• Problem details
Drop the pictures from the entries below, then reproduce the rest exactly.

• Data in this exercise
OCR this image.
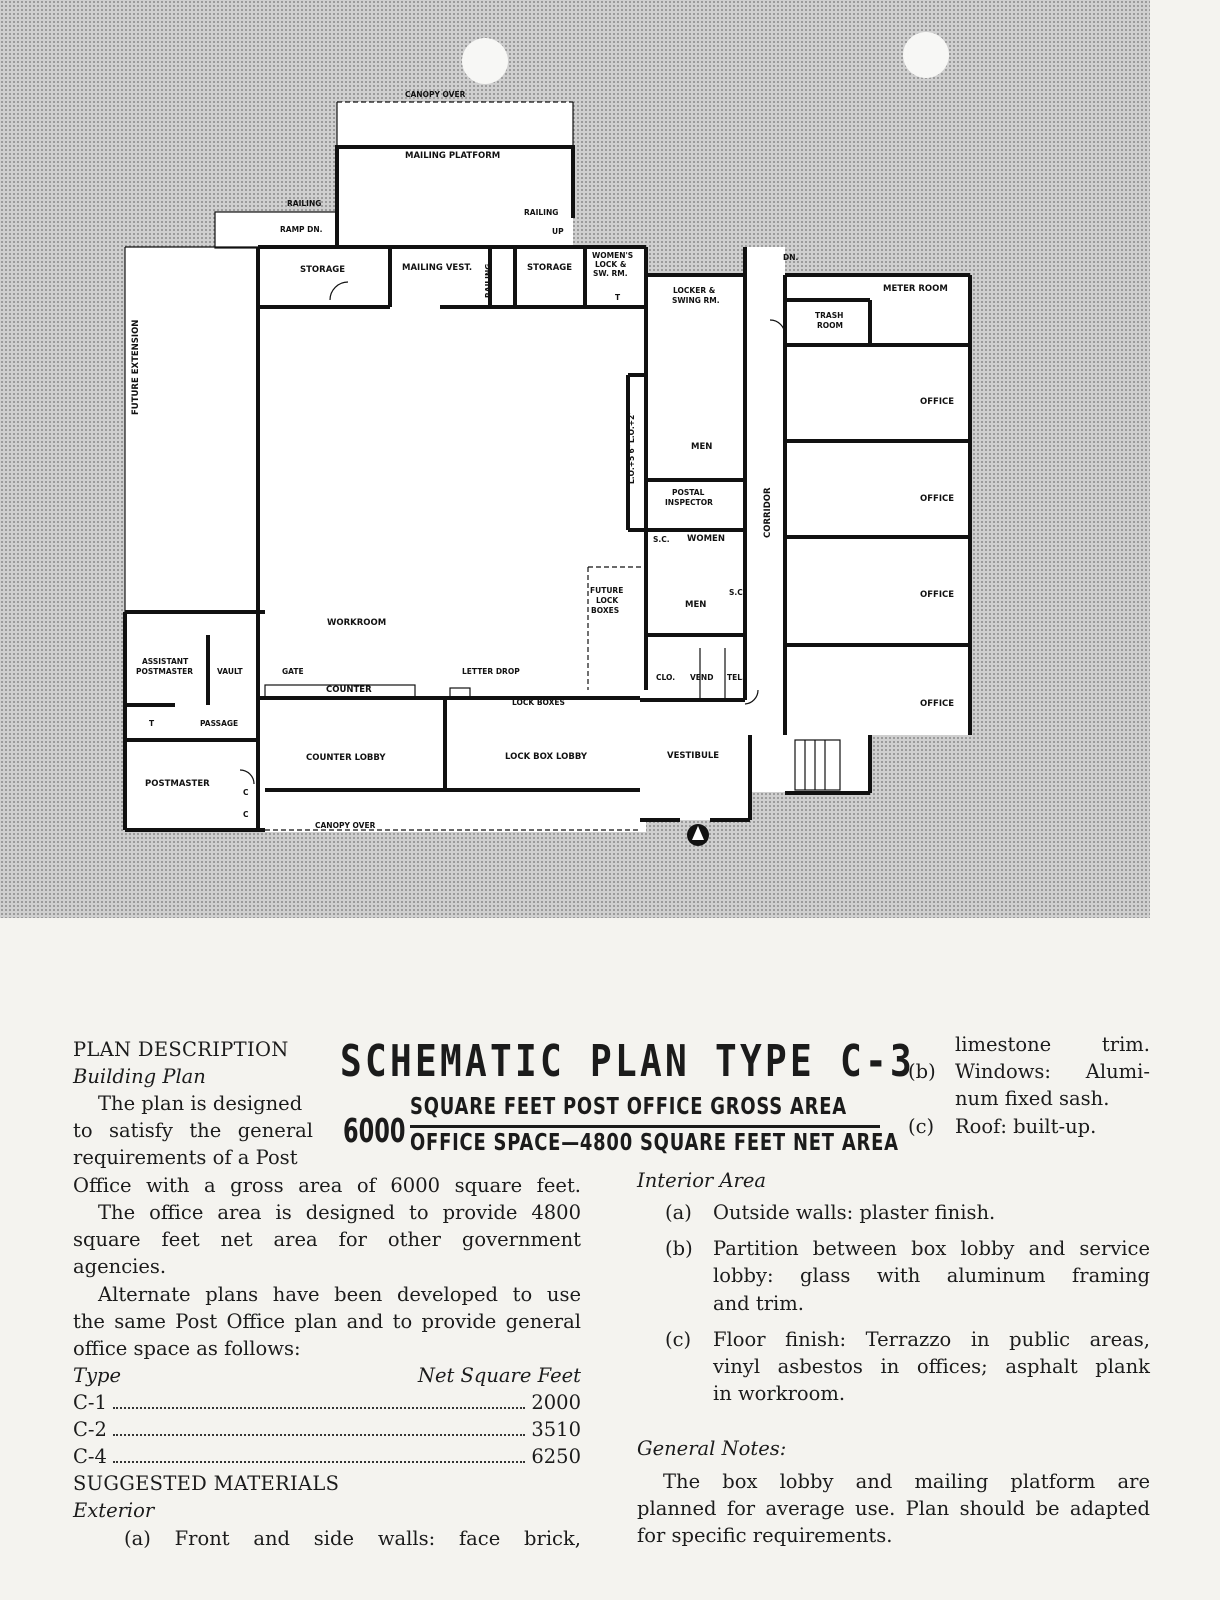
CANOPY OVER
MAILING PLATFORM
RAILING
RAILING
RAMP DN.	UP
STORAGE	MAILING VEST. RAILING	STORAGE
WOMEN'S
LOCK &
SW. RM.
T
LOCKER &
SWING RM.
DN.
METER ROOM
TRASH
ROOM
OFFICE
OFFICE
OFFICE
OFFICE
CORRIDOR
FUTURE EXTENSION
L.O.+2'
L.O.+5'6"	MEN
POSTAL
INSPECTOR
S.C. WOMEN
S.C.
MEN
FUTURE
LOCK
BOXES
WORKROOM
ASSISTANT
POSTMASTER	VAULT	GATE
COUNTER
LETTER DROP
LOCK BOXES
CLO. VEND TEL.
T	PASSAGE
COUNTER LOBBY	LOCK BOX LOBBY	VESTIBULE
POSTMASTER
C
C
CANOPY OVER
PLAN DESCRIPTION
Building Plan
The plan is designed
to satisfy the general
requirements of a Post
Office with a gross area of 6000 square feet.
The office area is designed to provide 4800
square feet net area for other government
agencies.
Alternate plans have been developed to use
the same Post Office plan and to provide general
office space as follows:
Type	Net Square Feet
C-1	2000
C-2	3510
C-4	6250
SUGGESTED MATERIALS
Exterior
(a) Front and side walls: face brick,
SCHEMATIC PLAN TYPE C-3
6000
SQUARE FEET POST OFFICE GROSS AREA
OFFICE SPACE—4800 SQUARE FEET NET AREA
limestone trim.
(b) Windows: Alumi-
num fixed sash.
(c) Roof: built-up.
Interior Area
(a) Outside walls: plaster finish.
(b) Partition between box lobby and service
lobby: glass with aluminum framing
and trim.
(c) Floor finish: Terrazzo in public areas,
vinyl asbestos in offices; asphalt plank
in workroom.
General Notes:
The box lobby and mailing platform are
planned for average use. Plan should be adapted
for specific requirements.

• Task output
OCR this image.
CANOPY OVER
MAILING PLATFORM
RAILING
RAILING
RAMP DN.	UP
STORAGE	MAILING VEST. RAILING	STORAGE
WOMEN'S
LOCK &
SW. RM.
T
LOCKER &
SWING RM.
DN.
METER ROOM
TRASH
ROOM
OFFICE
OFFICE
OFFICE
OFFICE
CORRIDOR
FUTURE EXTENSION
L.O.+2'
L.O.+5'6"	MEN
POSTAL
INSPECTOR
S.C. WOMEN
S.C.
MEN
FUTURE
LOCK
BOXES
WORKROOM
ASSISTANT
POSTMASTER	VAULT	GATE
COUNTER
LETTER DROP
LOCK BOXES
CLO. VEND TEL.
T	PASSAGE
COUNTER LOBBY	LOCK BOX LOBBY	VESTIBULE
POSTMASTER
C
C
CANOPY OVER
PLAN DESCRIPTION
Building Plan
The plan is designed
to satisfy the general
requirements of a Post
Office with a gross area of 6000 square feet.
The office area is designed to provide 4800
square feet net area for other government
agencies.
Alternate plans have been developed to use
the same Post Office plan and to provide general
office space as follows:
Type	Net Square Feet
C-1	2000
C-2	3510
C-4	6250
SUGGESTED MATERIALS
Exterior
(a) Front and side walls: face brick,
SCHEMATIC PLAN TYPE C-3
6000
SQUARE FEET POST OFFICE GROSS AREA
OFFICE SPACE—4800 SQUARE FEET NET AREA
limestone trim.
(b) Windows: Alumi-
num fixed sash.
(c) Roof: built-up.
Interior Area
(a) Outside walls: plaster finish.
(b) Partition between box lobby and service
lobby: glass with aluminum framing
and trim.
(c) Floor finish: Terrazzo in public areas,
vinyl asbestos in offices; asphalt plank
in workroom.
General Notes:
The box lobby and mailing platform are
planned for average use. Plan should be adapted
for specific requirements.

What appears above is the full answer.